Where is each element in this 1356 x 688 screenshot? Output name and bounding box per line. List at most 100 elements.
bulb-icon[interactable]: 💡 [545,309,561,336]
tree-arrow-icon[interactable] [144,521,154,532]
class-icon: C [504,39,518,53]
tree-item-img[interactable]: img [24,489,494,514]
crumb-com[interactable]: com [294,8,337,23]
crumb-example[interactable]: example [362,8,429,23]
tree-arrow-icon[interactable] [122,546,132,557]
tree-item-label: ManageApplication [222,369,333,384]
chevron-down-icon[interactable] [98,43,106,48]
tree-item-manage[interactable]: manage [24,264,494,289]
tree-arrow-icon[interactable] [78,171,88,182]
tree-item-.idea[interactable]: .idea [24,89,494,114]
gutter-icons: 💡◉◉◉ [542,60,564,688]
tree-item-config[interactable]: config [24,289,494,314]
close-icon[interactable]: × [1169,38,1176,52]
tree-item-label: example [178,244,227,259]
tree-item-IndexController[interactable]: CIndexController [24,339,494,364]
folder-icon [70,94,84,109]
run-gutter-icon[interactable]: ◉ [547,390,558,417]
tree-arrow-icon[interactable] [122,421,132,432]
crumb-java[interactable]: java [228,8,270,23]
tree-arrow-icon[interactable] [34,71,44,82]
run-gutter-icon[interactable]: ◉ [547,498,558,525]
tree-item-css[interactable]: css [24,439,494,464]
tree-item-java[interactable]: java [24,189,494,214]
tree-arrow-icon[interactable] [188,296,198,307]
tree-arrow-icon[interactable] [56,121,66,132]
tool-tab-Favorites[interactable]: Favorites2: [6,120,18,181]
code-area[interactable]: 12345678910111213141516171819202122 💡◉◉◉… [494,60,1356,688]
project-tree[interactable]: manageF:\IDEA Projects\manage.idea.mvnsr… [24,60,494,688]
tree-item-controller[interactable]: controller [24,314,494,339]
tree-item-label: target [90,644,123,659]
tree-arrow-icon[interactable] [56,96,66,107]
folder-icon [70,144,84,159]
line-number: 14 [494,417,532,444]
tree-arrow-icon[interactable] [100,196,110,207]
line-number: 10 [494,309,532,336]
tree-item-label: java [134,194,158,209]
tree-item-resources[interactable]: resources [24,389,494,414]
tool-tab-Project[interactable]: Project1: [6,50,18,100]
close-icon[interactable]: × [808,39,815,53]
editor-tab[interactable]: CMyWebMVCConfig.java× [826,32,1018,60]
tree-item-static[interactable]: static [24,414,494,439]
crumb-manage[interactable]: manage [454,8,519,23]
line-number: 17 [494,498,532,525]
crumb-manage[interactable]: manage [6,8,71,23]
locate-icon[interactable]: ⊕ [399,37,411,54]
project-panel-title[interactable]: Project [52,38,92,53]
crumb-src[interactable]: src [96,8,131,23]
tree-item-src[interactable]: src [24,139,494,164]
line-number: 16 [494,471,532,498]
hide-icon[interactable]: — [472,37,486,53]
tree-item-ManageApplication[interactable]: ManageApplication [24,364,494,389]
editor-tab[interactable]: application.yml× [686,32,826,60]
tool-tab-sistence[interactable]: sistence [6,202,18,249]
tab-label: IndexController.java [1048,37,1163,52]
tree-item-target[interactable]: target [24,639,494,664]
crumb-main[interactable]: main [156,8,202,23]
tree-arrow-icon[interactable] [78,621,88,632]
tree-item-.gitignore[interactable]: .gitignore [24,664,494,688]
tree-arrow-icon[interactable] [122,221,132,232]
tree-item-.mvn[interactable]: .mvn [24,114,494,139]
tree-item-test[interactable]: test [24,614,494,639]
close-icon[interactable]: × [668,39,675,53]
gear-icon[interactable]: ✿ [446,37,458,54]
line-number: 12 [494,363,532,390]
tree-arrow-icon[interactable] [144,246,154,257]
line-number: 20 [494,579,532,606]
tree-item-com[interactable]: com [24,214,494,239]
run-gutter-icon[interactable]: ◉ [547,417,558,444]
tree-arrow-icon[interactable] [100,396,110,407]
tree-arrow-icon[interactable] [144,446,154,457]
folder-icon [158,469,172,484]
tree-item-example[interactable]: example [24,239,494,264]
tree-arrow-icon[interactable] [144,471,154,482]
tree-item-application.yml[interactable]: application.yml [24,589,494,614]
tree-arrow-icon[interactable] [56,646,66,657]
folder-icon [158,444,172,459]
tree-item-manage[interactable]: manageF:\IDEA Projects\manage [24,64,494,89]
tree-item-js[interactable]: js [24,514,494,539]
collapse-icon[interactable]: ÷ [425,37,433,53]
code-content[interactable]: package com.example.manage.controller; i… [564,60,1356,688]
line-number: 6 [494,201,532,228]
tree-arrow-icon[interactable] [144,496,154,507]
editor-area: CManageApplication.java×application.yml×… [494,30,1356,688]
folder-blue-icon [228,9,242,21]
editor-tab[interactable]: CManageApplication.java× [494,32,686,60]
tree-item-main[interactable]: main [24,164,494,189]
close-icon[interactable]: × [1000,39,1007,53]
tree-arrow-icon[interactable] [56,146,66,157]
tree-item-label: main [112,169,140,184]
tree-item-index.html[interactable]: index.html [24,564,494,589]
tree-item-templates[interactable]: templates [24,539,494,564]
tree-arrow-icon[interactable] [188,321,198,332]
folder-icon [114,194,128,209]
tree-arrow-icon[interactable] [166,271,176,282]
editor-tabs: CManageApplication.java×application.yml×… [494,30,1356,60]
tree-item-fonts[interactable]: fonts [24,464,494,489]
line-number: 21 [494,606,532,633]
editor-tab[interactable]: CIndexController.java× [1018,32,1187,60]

......

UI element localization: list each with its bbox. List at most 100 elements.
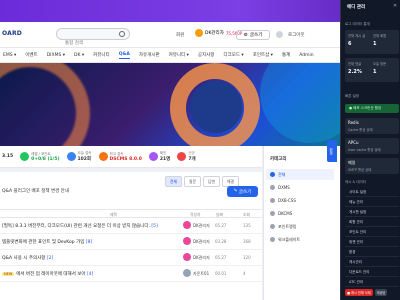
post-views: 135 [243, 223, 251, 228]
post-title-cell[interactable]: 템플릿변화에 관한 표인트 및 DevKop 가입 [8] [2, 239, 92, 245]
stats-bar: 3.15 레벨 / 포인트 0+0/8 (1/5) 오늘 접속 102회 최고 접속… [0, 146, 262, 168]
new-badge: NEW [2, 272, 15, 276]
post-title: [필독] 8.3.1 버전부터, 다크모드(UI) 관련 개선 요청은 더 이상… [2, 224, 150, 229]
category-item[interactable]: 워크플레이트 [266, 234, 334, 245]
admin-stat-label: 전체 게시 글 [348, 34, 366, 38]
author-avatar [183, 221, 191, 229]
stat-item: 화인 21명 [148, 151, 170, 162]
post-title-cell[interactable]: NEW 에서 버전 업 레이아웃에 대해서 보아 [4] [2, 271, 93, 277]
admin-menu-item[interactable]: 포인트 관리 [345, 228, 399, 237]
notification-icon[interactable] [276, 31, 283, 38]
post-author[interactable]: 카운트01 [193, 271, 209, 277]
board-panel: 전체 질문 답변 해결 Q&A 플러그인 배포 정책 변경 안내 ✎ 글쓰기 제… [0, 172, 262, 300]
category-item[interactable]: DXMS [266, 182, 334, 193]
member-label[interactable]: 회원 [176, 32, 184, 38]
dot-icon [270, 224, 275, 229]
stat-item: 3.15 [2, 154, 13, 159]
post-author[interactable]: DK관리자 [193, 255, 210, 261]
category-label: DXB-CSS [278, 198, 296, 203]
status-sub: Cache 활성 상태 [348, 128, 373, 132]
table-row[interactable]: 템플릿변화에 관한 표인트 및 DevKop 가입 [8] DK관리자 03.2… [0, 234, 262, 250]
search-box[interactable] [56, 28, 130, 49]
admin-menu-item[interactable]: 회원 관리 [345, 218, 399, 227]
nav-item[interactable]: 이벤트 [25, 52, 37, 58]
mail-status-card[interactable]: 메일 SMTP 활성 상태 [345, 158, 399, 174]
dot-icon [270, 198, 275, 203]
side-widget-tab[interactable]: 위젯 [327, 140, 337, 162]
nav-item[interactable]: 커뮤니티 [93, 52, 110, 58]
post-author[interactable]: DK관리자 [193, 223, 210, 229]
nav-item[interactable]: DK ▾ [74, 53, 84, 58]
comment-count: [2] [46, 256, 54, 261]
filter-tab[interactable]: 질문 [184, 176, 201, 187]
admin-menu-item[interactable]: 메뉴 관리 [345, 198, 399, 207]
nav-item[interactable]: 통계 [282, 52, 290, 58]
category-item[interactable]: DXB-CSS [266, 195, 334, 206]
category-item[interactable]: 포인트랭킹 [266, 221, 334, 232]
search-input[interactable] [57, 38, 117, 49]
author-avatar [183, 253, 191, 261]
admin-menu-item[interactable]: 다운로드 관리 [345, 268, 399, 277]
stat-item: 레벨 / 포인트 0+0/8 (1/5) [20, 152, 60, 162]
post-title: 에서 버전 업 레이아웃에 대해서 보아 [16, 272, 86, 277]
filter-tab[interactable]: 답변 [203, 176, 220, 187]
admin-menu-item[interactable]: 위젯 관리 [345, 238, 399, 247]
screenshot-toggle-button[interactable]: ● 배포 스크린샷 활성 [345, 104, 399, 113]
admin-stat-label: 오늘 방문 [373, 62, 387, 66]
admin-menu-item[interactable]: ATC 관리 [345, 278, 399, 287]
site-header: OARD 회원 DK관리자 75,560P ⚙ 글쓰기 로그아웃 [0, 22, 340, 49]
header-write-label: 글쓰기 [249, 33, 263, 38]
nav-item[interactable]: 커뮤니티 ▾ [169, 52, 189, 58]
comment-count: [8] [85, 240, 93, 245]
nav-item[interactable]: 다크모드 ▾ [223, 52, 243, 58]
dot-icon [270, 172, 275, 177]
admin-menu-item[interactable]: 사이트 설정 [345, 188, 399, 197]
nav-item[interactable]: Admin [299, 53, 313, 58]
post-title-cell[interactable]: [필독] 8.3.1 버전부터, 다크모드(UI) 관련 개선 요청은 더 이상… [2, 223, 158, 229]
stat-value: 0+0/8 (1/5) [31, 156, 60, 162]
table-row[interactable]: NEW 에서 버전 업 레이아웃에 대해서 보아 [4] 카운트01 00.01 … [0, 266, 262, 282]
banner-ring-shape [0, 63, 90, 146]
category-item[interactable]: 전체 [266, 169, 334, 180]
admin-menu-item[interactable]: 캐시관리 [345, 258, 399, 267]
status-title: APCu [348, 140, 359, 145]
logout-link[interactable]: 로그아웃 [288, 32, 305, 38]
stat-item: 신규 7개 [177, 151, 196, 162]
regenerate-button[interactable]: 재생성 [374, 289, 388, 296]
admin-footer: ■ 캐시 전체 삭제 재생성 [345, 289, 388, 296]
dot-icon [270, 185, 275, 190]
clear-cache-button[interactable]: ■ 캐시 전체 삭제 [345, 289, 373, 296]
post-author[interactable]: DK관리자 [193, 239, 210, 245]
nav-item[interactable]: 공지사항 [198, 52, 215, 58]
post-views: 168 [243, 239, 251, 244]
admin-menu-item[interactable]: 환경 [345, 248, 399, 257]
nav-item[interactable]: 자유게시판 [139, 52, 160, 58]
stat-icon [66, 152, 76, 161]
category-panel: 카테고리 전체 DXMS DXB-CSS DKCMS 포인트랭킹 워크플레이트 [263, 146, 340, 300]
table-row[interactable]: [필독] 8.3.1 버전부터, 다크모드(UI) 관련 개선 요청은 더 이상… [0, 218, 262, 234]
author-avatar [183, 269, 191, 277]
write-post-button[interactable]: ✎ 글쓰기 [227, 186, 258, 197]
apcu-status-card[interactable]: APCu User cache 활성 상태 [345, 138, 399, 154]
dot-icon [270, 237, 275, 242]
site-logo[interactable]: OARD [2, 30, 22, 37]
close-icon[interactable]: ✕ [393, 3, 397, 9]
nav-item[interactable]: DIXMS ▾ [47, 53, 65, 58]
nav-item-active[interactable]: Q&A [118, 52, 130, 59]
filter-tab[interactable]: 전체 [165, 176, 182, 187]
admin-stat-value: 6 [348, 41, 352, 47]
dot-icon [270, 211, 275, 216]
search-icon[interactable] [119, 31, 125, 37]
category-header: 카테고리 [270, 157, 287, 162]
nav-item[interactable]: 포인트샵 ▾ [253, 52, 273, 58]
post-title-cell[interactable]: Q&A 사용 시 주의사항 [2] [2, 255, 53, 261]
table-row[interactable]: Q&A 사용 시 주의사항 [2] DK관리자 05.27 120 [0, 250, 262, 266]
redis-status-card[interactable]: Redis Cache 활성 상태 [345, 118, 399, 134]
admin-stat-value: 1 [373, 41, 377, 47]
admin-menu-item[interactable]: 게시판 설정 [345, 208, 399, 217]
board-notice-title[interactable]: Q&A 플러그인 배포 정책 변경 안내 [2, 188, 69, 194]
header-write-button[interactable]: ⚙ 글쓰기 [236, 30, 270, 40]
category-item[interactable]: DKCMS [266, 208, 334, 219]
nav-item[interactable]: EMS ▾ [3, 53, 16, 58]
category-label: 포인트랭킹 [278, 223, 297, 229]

......

▶ [OBJECTIVE]
Convert the lines from the one containing "Where is each" up to and including the one containing "line-number: 17 [494,498,532,525]" into a Markdown table with the columns No. and Line, numbering the rows and skipping any blank lines.

▶ [OUTPUT FOR THIS TASK]
| No. | Line |
|---|---|
| 1 | Where is each element in this 1356 x 688 screenshot? Output name and bounding box per line. List at most 100 elements. |
| 2 | bulb-icon[interactable]: 💡 [545,309,561,336] |
| 3 | tree-arrow-icon[interactable] [144,521,154,532] |
| 4 | class-icon: C [504,39,518,53] |
| 5 | tree-item-img[interactable]: img [24,489,494,514] |
| 6 | crumb-com[interactable]: com [294,8,337,23] |
| 7 | crumb-example[interactable]: example [362,8,429,23] |
| 8 | tree-arrow-icon[interactable] [122,546,132,557] |
| 9 | tree-item-label: ManageApplication [222,369,333,384] |
| 10 | chevron-down-icon[interactable] [98,43,106,48] |
| 11 | tree-item-manage[interactable]: manage [24,264,494,289] |
| 12 | tree-arrow-icon[interactable] [78,171,88,182] |
| 13 | tree-item-.idea[interactable]: .idea [24,89,494,114] |
| 14 | gutter-icons: 💡◉◉◉ [542,60,564,688] |
| 15 | tree-item-config[interactable]: config [24,289,494,314] |
| 16 | close-icon[interactable]: × [1169,38,1176,52] |
| 17 | tree-item-label: example [178,244,227,259] |
| 18 | tree-item-IndexController[interactable]: CIndexController [24,339,494,364] |
| 19 | folder-icon [70,94,84,109] |
| 20 | run-gutter-icon[interactable]: ◉ [547,390,558,417] |
| 21 | tree-arrow-icon[interactable] [122,421,132,432] |
| 22 | crumb-java[interactable]: java [228,8,270,23] |
| 23 | tree-arrow-icon[interactable] [34,71,44,82] |
| 24 | run-gutter-icon[interactable]: ◉ [547,498,558,525] |
| 25 | tree-item-css[interactable]: css [24,439,494,464] |
| 26 | tree-item-java[interactable]: java [24,189,494,214] |
| 27 | tree-arrow-icon[interactable] [188,296,198,307] |
| 28 | tree-arrow-icon[interactable] [56,121,66,132] |
| 29 | tool-tab-Favorites[interactable]: Favorites2: [6,120,18,181] |
| 30 | code-area[interactable]: 12345678910111213141516171819202122 💡◉◉◉… [494,60,1356,688] |
| 31 | project-tree[interactable]: manageF:\IDEA Projects\manage.idea.mvnsr… [24,60,494,688] |
| 32 | tree-item-controller[interactable]: controller [24,314,494,339] |
| 33 | tree-item-label: target [90,644,123,659] |
| 34 | tree-arrow-icon[interactable] [56,96,66,107] |
| 35 | folder-icon [70,144,84,159] |
| 36 | line-number: 14 [494,417,532,444] |
| 37 | tree-arrow-icon[interactable] [100,196,110,207] |
| 38 | line-number: 10 [494,309,532,336] |
| 39 | tree-item-label: java [134,194,158,209] |
| 40 | tree-item-resources[interactable]: resources [24,389,494,414] |
| 41 | tool-tab-Project[interactable]: Project1: [6,50,18,100] |
| 42 | close-icon[interactable]: × [808,39,815,53] |
| 43 | editor-tab[interactable]: CMyWebMVCConfig.java× [826,32,1018,60] |
| 44 | tree-item-static[interactable]: static [24,414,494,439] |
| 45 | crumb-manage[interactable]: manage [454,8,519,23] |
| 46 | line-number: 17 [494,498,532,525] |